— START OF Provided data —

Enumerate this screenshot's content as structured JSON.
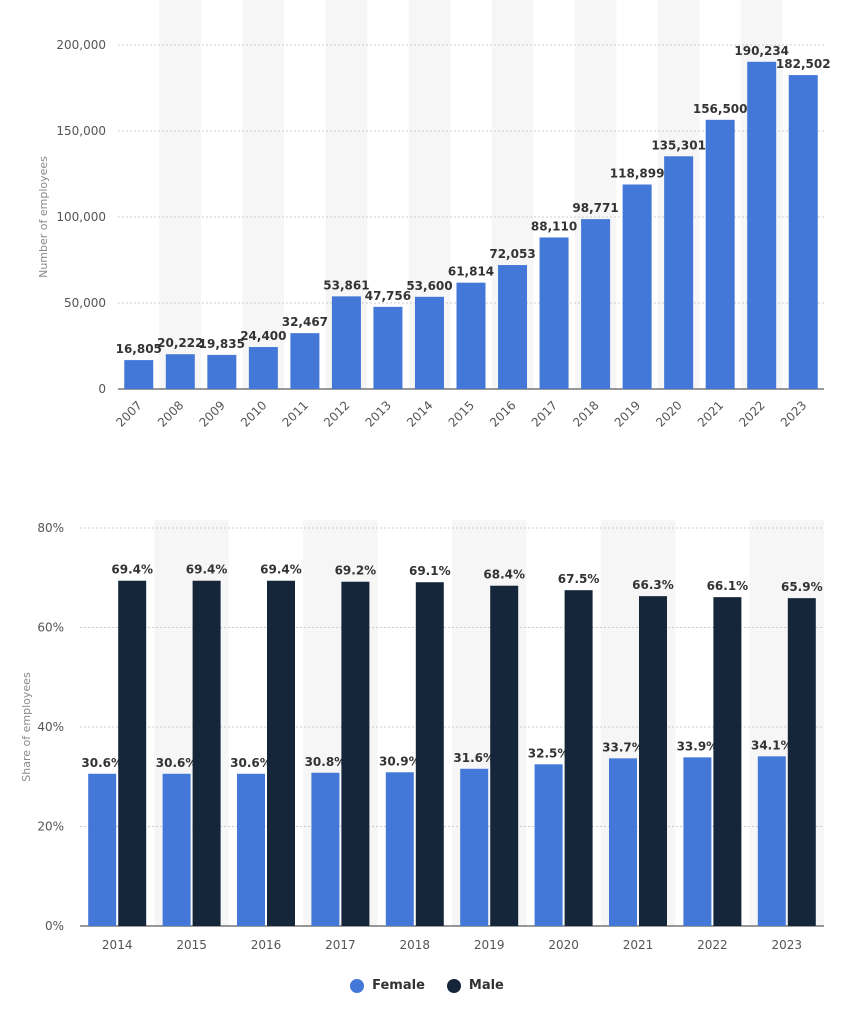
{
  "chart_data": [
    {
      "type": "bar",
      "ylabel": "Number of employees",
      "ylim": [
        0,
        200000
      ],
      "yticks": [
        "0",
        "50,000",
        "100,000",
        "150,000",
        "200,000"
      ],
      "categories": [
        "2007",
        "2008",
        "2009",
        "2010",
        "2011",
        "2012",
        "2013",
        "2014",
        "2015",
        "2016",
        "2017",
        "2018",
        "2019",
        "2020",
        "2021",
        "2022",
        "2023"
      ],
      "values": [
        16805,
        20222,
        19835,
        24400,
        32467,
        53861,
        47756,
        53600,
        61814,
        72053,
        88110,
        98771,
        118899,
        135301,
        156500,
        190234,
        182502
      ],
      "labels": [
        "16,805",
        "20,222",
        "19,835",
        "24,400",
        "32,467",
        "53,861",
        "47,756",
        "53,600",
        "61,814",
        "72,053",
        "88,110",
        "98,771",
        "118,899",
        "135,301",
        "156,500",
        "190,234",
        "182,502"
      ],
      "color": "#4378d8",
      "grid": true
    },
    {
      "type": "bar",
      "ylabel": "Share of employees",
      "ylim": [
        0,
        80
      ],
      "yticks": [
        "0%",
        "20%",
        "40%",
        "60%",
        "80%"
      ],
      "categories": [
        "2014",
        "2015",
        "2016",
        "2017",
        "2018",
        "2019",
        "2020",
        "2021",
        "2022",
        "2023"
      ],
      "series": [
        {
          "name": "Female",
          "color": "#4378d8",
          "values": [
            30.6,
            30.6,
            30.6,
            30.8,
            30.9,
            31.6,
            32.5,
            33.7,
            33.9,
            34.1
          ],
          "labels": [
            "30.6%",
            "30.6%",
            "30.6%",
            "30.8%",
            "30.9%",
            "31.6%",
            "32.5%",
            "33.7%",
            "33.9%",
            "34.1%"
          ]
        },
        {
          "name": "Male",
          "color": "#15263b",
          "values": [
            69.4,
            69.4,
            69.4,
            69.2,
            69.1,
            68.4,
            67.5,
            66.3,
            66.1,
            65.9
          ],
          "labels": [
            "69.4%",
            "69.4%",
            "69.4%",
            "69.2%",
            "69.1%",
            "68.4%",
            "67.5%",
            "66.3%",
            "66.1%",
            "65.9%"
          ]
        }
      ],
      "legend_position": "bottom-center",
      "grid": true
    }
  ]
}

— END OF Provided data —
— START OF Provided data —

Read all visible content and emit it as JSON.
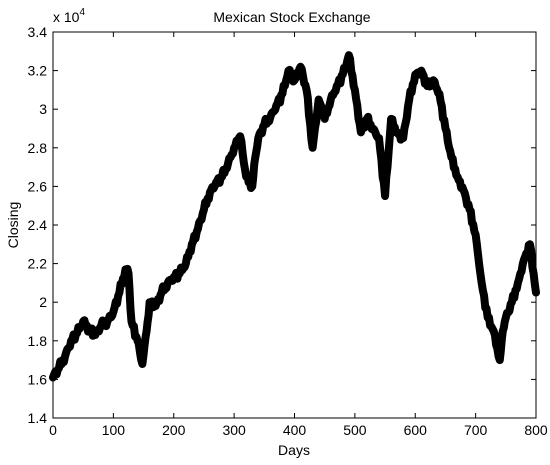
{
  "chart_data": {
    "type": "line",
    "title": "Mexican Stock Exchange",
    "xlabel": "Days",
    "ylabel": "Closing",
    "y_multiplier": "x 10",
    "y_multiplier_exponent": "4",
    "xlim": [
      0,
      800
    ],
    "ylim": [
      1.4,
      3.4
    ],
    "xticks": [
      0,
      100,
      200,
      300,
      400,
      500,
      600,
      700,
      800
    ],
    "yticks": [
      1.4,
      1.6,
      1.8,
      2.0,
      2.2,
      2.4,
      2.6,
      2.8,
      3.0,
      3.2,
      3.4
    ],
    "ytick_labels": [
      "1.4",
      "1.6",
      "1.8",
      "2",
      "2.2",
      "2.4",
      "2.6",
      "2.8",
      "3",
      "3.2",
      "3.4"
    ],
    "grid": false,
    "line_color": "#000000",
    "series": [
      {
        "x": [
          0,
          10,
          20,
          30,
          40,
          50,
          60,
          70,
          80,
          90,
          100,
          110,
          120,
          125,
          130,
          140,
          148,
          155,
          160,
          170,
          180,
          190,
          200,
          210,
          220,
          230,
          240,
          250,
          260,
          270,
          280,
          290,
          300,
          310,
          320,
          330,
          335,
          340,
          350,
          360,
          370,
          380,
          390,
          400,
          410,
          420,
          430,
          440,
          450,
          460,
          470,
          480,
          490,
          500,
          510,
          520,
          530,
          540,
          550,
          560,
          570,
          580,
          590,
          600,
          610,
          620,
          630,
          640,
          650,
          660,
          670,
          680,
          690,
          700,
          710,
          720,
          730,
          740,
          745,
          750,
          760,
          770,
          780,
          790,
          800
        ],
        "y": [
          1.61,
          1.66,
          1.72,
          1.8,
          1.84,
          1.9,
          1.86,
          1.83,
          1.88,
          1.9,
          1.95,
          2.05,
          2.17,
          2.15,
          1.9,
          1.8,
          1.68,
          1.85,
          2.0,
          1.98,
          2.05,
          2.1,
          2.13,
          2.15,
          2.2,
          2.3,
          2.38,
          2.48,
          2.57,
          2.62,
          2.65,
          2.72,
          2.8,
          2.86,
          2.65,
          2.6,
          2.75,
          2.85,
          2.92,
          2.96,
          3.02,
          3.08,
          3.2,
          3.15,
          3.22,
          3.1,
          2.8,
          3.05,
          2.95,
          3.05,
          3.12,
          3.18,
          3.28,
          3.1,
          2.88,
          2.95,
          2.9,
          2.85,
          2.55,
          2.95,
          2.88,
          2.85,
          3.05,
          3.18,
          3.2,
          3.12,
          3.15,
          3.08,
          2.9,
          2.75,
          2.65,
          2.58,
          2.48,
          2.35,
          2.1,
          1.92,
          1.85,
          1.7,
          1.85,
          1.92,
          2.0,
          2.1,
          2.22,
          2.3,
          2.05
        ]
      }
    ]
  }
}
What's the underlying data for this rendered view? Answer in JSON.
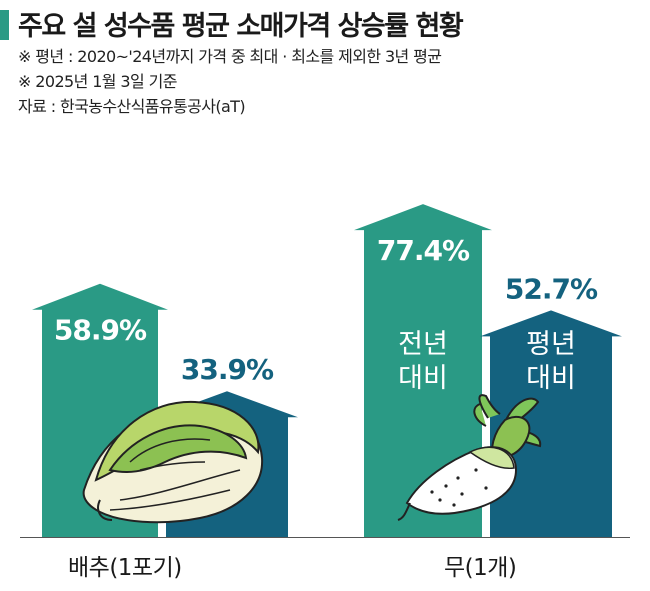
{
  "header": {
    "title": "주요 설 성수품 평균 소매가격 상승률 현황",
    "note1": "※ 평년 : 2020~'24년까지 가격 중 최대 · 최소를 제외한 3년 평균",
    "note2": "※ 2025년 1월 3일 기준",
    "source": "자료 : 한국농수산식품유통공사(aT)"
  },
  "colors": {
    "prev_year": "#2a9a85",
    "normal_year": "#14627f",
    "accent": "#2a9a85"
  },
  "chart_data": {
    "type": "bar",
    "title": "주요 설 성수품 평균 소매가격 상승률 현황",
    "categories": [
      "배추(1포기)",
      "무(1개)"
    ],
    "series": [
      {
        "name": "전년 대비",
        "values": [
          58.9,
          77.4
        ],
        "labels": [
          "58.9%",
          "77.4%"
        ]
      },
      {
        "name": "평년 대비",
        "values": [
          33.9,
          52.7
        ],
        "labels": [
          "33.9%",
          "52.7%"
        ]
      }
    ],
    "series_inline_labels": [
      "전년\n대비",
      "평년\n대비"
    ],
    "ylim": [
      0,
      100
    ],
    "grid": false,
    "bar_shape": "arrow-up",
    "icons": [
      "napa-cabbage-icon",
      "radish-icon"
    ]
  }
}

— END OF Provided data —

What is asked:
Report how many lines of the entries hold the word "name". Nothing else is needed.

Exercise response:
4